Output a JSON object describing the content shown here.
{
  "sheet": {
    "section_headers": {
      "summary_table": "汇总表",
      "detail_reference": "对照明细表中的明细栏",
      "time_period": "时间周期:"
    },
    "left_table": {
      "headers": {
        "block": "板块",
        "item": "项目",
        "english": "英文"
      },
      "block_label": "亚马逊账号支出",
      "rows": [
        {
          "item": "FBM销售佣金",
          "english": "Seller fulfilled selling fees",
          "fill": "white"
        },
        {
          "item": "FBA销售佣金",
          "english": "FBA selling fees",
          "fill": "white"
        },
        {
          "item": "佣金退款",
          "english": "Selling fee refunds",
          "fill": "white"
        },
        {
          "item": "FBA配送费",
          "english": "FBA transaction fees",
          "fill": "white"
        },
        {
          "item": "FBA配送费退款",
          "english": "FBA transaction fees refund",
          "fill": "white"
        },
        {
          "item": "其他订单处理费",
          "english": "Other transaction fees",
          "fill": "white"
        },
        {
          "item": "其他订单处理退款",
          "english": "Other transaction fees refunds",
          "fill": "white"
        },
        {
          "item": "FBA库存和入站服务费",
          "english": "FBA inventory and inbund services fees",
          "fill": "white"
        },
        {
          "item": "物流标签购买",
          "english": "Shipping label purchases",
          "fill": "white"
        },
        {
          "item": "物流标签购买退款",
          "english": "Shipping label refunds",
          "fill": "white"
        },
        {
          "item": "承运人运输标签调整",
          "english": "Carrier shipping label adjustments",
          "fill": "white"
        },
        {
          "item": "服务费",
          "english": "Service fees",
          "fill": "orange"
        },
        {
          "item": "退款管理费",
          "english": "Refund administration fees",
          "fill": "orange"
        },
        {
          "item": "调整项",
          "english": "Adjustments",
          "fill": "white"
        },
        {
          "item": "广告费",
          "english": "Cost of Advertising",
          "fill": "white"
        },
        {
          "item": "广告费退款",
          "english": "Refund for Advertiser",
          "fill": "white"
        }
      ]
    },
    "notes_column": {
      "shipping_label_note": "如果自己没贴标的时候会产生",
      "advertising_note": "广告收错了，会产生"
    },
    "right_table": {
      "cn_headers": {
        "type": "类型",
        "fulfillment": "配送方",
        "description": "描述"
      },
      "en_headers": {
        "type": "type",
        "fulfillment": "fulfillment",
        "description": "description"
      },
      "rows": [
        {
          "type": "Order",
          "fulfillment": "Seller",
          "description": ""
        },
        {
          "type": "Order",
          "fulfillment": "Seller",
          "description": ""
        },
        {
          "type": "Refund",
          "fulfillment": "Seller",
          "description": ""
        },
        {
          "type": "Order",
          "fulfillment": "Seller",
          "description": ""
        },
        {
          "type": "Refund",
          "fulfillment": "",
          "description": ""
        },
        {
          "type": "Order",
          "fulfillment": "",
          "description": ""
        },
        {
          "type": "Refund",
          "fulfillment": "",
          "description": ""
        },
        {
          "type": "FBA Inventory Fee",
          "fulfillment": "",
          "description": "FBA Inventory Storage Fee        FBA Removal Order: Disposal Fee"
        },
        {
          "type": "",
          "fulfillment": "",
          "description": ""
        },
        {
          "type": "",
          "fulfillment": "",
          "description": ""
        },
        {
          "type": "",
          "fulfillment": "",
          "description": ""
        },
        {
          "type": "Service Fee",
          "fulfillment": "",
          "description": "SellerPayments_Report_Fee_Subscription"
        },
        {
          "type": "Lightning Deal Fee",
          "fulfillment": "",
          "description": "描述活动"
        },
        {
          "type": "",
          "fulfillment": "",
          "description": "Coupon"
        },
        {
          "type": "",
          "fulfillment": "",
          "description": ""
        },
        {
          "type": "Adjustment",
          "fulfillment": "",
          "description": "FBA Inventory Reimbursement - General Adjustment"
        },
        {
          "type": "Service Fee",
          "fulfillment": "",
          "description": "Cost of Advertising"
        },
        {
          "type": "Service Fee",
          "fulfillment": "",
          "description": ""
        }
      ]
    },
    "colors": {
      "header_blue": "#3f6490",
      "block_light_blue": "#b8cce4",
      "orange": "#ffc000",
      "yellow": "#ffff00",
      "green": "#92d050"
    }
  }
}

Exercise goal. Pull every line containing the word "transaction" out of the entries above.

Exercise result.
          "english": "FBA transaction fees",
          "english": "FBA transaction fees refund",
          "english": "Other transaction fees",
          "english": "Other transaction fees refunds",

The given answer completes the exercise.